Determine the number of lines holding the word "title"; answer with that number only.

▶ [Dataset extract]:
=======
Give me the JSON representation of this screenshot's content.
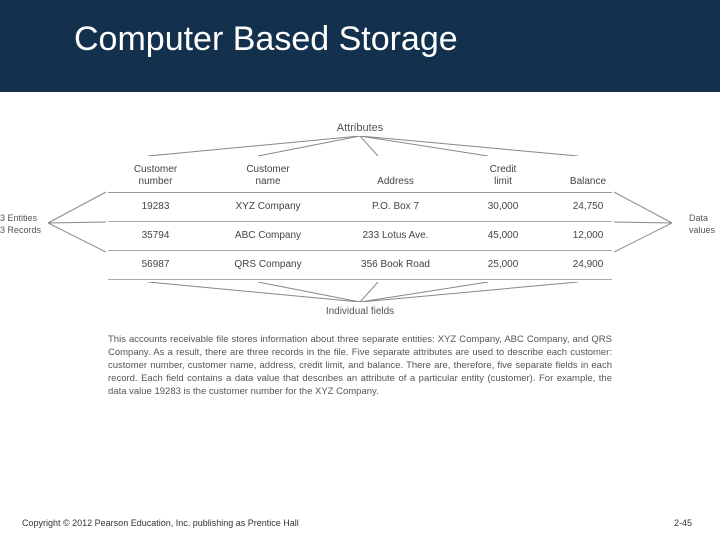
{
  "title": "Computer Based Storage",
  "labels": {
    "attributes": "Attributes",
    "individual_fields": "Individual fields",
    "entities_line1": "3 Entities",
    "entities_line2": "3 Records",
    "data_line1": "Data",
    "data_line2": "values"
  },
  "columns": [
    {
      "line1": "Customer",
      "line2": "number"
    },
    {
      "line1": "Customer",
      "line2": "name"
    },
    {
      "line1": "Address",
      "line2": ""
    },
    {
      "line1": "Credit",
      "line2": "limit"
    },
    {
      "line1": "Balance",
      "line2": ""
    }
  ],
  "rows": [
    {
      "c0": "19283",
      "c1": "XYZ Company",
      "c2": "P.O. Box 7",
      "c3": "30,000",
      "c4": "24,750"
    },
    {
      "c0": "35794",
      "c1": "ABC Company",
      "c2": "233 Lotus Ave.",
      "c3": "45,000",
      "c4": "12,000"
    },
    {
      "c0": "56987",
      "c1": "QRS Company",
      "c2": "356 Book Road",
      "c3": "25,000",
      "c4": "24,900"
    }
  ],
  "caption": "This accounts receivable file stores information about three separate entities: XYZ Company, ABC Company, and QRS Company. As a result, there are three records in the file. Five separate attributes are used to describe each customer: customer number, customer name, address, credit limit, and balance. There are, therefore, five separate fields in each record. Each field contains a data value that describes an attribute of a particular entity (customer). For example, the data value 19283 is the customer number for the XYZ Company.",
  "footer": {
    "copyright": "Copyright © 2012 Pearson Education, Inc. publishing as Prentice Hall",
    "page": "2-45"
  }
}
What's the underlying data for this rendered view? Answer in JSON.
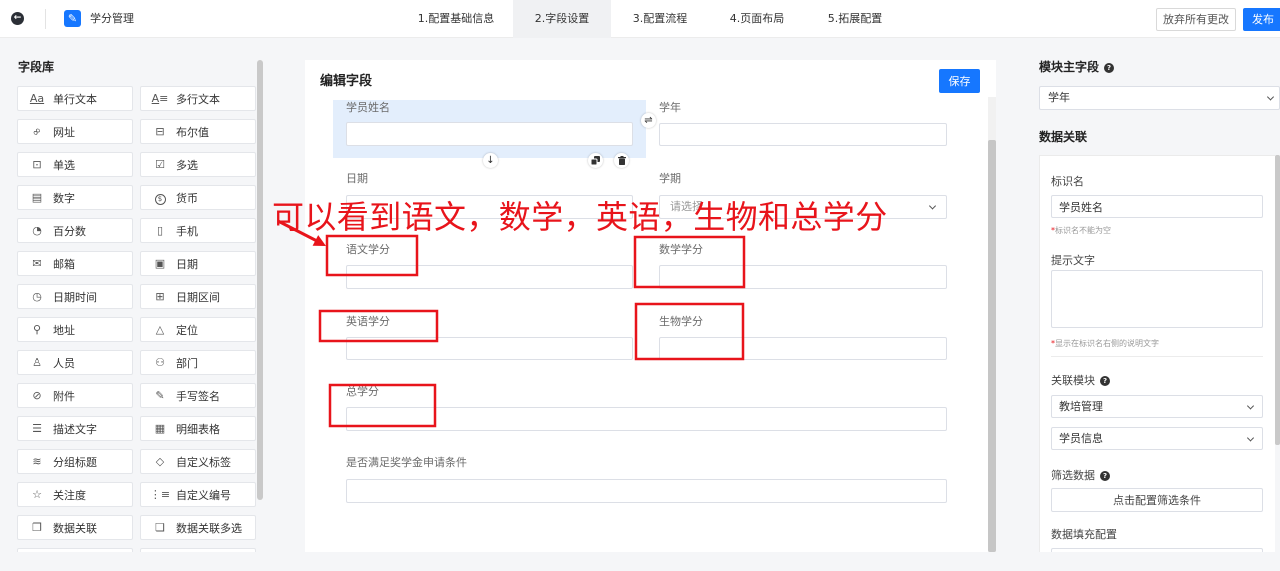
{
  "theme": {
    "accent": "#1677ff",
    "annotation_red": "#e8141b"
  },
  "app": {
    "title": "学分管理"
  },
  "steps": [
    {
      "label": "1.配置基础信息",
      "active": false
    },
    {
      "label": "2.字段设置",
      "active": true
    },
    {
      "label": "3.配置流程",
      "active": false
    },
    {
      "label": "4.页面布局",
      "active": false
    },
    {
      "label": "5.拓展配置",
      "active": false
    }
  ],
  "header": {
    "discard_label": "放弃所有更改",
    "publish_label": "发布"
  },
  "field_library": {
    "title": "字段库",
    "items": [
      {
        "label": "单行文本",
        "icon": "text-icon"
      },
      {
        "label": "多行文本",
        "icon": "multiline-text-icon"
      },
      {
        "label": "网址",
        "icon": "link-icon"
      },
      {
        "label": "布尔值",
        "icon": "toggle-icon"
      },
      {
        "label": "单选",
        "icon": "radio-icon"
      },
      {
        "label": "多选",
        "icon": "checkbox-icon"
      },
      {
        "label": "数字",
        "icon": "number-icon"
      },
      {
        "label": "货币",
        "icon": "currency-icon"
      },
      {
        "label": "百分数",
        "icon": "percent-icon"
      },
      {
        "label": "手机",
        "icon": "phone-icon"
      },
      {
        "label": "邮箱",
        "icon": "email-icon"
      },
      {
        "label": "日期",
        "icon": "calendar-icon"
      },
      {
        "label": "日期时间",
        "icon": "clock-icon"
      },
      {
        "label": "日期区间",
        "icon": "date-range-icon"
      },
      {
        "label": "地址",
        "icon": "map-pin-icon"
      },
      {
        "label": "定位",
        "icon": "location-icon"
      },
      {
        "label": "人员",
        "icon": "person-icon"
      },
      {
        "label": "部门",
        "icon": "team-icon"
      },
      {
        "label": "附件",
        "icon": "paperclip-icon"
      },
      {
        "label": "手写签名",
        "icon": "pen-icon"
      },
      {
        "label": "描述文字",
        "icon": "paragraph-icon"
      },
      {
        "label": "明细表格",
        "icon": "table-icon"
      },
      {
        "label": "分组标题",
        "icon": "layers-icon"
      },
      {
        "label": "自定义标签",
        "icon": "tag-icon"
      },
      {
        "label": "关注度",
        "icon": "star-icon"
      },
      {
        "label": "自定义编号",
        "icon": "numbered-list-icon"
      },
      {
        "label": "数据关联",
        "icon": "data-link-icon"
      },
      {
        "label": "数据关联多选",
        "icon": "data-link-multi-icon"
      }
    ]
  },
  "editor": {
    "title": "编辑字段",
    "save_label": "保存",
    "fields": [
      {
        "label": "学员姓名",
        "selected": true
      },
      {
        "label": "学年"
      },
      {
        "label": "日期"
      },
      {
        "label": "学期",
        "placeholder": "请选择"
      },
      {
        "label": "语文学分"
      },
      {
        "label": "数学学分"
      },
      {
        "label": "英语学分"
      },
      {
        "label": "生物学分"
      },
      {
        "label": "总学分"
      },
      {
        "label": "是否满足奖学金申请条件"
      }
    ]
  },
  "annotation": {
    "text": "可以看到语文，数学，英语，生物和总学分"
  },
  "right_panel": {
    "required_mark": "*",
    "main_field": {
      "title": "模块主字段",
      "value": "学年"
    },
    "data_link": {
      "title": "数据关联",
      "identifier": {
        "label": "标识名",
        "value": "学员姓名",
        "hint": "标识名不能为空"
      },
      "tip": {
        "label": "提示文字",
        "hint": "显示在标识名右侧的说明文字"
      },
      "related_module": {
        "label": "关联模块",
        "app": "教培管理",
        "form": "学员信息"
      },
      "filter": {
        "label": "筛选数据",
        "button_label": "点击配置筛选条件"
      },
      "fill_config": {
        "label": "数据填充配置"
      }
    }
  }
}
=======
▶ [Response to this task]: 6